-------- Quoted passage --------

One year has gone by since James Fields, Jr. killed Heather Heyer and wounded 30 others at Unite the Right in Charlottesville last August, the largest gathering of white supremacists and fascists in decades.
Since then, nothing has changed. In fact, things have gotten worse. After the tragedy, there were signs of encouragement that reduced some of the shock. The strong showing of anti-fascists, anti-racists, and the faith-based community in confronting white supremacy on the streets of Charlottesville was heartening, even if many of us believed that this kind of event would be a one-time occurrence.
Unfortunately, that feeling was short-lived. The next day, President Trump took to the airwaves and proclaimed that “there were some very fine people on both sides.” By good people, he meant those chanting Nazi slogans like “blood and soil” and “Jews will not replace us.” And with his statement, he legitimized the fascist ideologies that brought thousands of white supremacists to Charlottesville.
Making synonymous white supremacists, white nationalists, Nazis, and fascists with those who would confront them only served the worst excesses and impulses of the American public.
Can we really feign outrage that there are now four openly anti-Semitic white nationalists, one of whom is a self-identified Nazi, running on Republican tickets this mid-term? This is not a coincidence or stroke of bad luck; these men have been emboldened and legitimized from the podiums of their party. Their message connects with what they hear from the president and the condemnation they don’t hear from other Republican leaders. It has become legitimate. It has become mainstream.

--------

# Goals
[a] Answer these questions from the Charlottesville commentary:
(i) How many others were wounded along with Heather Heyer?
(ii) What did President Trump proclaim the day after the rally?
(iii) How many openly anti-Semitic white nationalists are running on Republican tickets this mid-term?
[b] Please list the groups that the Charlottesville commentary says confronted white supremacy on the streets of Charlottesville.
[c] Carry on the Charlottesville commentary from its final sentence.
The records are drawn from a separate source and are unrelated to the Charlottesville commentary.

-------- Provided records --------

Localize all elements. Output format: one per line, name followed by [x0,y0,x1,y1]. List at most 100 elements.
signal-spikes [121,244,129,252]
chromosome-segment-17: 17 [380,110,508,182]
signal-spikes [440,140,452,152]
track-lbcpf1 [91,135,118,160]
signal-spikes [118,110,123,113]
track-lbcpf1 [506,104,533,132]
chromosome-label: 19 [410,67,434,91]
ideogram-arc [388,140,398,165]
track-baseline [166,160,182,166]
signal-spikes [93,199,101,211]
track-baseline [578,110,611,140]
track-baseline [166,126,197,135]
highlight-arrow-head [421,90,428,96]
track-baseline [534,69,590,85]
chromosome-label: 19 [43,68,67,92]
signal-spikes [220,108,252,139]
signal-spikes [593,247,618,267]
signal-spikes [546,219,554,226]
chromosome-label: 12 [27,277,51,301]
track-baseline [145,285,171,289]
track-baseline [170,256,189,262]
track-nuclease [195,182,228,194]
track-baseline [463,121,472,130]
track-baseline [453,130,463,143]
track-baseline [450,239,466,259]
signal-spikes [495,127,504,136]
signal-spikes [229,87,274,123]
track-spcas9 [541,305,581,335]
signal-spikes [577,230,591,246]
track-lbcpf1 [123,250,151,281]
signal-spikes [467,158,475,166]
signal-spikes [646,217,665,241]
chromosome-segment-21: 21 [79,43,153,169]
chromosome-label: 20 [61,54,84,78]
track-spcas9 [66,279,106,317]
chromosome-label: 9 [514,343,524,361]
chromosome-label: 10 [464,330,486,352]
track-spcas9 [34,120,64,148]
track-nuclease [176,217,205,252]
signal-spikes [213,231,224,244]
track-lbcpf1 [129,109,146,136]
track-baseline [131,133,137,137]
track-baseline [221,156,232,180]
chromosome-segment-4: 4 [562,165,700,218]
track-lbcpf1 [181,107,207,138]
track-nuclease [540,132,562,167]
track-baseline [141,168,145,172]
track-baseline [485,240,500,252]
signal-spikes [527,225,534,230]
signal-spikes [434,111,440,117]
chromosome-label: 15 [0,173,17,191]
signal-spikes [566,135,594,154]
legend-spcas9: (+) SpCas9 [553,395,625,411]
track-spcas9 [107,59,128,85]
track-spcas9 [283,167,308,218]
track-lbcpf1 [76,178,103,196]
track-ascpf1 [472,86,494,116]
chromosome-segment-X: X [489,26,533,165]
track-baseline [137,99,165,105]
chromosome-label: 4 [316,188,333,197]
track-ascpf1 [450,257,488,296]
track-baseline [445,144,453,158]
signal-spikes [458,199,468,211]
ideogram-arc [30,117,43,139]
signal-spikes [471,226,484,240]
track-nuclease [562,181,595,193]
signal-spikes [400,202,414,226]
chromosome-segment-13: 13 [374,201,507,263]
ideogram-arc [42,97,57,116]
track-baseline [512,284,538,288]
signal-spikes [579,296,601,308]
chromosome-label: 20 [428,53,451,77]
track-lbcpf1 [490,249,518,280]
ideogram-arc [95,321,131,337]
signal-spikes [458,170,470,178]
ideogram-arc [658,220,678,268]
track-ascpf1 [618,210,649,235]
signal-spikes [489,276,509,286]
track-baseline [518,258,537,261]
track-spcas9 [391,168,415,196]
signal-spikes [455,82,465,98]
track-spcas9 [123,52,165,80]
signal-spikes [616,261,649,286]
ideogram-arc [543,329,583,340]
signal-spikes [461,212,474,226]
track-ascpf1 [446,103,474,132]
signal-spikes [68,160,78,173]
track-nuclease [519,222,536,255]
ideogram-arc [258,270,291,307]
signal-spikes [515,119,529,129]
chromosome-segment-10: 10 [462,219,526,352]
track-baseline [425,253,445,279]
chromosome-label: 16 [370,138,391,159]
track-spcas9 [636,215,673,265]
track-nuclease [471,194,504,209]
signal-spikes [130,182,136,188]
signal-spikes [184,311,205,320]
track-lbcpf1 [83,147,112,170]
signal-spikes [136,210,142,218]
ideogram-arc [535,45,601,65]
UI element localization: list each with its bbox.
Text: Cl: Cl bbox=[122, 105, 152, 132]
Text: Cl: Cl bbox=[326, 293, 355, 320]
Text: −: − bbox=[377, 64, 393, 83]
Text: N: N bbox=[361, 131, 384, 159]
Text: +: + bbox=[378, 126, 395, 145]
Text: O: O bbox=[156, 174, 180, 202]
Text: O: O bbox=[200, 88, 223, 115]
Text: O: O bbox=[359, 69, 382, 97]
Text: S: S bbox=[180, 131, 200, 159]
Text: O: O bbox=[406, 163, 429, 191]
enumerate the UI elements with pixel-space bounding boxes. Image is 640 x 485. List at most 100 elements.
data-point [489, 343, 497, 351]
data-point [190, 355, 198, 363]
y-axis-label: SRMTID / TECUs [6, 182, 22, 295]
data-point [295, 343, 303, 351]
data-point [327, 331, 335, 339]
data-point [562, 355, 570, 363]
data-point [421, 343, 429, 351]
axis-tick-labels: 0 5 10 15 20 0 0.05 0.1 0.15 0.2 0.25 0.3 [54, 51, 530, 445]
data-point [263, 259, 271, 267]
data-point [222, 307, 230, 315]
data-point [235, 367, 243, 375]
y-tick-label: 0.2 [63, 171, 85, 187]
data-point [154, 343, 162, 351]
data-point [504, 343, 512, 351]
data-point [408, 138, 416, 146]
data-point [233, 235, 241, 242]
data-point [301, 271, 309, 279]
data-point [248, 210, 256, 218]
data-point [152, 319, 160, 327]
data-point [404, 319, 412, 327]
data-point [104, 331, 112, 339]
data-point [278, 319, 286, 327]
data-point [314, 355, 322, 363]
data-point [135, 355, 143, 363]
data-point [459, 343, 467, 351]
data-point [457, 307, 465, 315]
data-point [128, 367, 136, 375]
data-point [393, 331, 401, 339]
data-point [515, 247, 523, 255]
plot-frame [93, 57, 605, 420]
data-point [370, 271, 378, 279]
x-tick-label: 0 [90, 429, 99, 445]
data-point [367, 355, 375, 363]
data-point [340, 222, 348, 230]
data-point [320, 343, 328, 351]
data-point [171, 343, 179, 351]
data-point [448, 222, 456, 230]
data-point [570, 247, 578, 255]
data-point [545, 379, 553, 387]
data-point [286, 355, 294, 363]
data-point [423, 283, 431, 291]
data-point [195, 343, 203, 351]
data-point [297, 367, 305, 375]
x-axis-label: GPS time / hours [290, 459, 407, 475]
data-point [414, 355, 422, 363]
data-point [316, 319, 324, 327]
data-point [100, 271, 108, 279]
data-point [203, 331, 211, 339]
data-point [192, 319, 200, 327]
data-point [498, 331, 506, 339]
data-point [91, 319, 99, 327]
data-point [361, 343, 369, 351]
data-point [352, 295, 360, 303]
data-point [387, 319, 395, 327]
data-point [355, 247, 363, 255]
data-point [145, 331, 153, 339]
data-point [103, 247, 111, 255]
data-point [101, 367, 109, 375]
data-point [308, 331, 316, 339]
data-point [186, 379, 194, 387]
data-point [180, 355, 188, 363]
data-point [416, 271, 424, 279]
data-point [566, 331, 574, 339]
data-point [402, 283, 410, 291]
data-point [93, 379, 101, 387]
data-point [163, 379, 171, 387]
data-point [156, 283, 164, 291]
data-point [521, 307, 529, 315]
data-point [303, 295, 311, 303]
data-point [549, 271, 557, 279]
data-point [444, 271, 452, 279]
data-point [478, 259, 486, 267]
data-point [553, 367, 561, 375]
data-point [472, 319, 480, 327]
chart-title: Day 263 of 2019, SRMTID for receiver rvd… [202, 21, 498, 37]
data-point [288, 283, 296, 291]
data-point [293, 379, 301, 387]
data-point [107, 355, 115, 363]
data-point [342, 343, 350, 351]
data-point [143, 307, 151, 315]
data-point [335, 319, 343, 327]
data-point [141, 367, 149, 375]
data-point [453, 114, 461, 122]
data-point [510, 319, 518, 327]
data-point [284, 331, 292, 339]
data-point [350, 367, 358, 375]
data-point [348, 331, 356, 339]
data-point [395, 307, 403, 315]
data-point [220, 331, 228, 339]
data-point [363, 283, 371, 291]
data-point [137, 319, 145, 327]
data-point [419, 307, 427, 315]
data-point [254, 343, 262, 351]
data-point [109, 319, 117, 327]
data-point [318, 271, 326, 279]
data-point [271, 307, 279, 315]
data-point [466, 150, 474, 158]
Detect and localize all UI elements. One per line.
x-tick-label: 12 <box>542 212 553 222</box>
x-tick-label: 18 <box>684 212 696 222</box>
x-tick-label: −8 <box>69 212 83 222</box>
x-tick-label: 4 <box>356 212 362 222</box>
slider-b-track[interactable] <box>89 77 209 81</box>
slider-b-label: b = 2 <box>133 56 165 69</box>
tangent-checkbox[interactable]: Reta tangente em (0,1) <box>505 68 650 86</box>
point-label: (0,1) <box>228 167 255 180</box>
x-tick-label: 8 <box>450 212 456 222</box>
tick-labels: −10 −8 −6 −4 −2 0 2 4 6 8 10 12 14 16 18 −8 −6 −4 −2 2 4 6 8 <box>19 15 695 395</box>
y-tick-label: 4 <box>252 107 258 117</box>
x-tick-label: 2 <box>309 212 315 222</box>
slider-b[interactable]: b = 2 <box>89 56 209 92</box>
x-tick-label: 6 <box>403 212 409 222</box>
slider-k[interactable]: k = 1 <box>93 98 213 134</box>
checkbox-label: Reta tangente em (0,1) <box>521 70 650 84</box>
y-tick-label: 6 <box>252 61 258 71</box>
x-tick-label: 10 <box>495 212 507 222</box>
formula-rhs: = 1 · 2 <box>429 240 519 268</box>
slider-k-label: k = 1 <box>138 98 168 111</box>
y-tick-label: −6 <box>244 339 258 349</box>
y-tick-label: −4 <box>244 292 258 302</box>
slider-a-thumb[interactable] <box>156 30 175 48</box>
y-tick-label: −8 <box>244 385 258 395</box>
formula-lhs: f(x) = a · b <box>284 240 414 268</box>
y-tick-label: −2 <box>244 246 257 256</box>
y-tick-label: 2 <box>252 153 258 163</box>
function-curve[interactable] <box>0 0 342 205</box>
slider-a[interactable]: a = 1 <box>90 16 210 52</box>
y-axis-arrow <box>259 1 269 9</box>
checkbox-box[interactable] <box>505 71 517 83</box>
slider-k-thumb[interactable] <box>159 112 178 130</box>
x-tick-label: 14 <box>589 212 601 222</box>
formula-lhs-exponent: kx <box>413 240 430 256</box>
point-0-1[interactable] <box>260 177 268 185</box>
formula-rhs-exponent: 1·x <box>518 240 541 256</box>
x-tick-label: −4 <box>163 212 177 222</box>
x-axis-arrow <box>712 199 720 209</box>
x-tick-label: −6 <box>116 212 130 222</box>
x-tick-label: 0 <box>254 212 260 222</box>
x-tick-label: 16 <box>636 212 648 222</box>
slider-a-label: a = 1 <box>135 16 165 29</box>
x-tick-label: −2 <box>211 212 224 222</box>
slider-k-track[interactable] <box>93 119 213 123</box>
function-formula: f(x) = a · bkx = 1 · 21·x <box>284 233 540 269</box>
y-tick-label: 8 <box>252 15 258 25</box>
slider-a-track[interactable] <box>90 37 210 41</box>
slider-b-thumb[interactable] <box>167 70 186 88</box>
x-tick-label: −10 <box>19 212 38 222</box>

--------

# Answers for this exercise
[a]
(i) 30
(ii) "there were some very fine people on both sides."
(iii) Four

[b]
- Anti-fascists
- Anti-racists
- The faith-based community

[c]
A literal Nazi ran unopposed in Illinois’ 3rd District during the Republican primary. After being exposed, he still received over 20,000 votes from people in his district. Why? Because he ran as a Republican and that was good enough. The particulars don’t matter (#mainstreaming).
And yet, the mainstreaming of white supremacy since Unite the Right doesn’t stop there. It has seeped into all aspects of our political discourse. One does not have to see a robe and hood or a swastika tattoo to recognize the engine driving this process. In fact, the groups that marched in Charlottesville remain on the fringe and are fractured (for now) even while their views become more publicly accepted.
The new frontline has become the normalization of xenophobia, allowing sensible people to feel like there is a justification for interning brown children and separating them from their parents. It is the “othering” of Muslims in the form of a ban that is wrapped in the guise of national security; it is referring to African countries as “shit holes,” while praising historically homogeneous white countries like Norway; it is the public shaming of black athletes like Colin Kaepernick and Lebron James as unpatriotic and dumb; it is the fusing of populist resentment from the white working class with the worst kinds of nationalism to create a tribalistic worldview that perceives constant threats, both economic and physical, from grossly misrepresented black and brown communities. This worldview effectively says “you can only be safe when you are around other white people who think like you,” and it has revived the worst kinds of anti-Semitic conspiracy theories and convinced 30 percent of America that the “liberal press,” the check on this kind of rampant misinformation, is their enemy.
This is the mainstreaming of white supremacy and fascism, and we can’t even begin to comprehend the downstream effects of this movement.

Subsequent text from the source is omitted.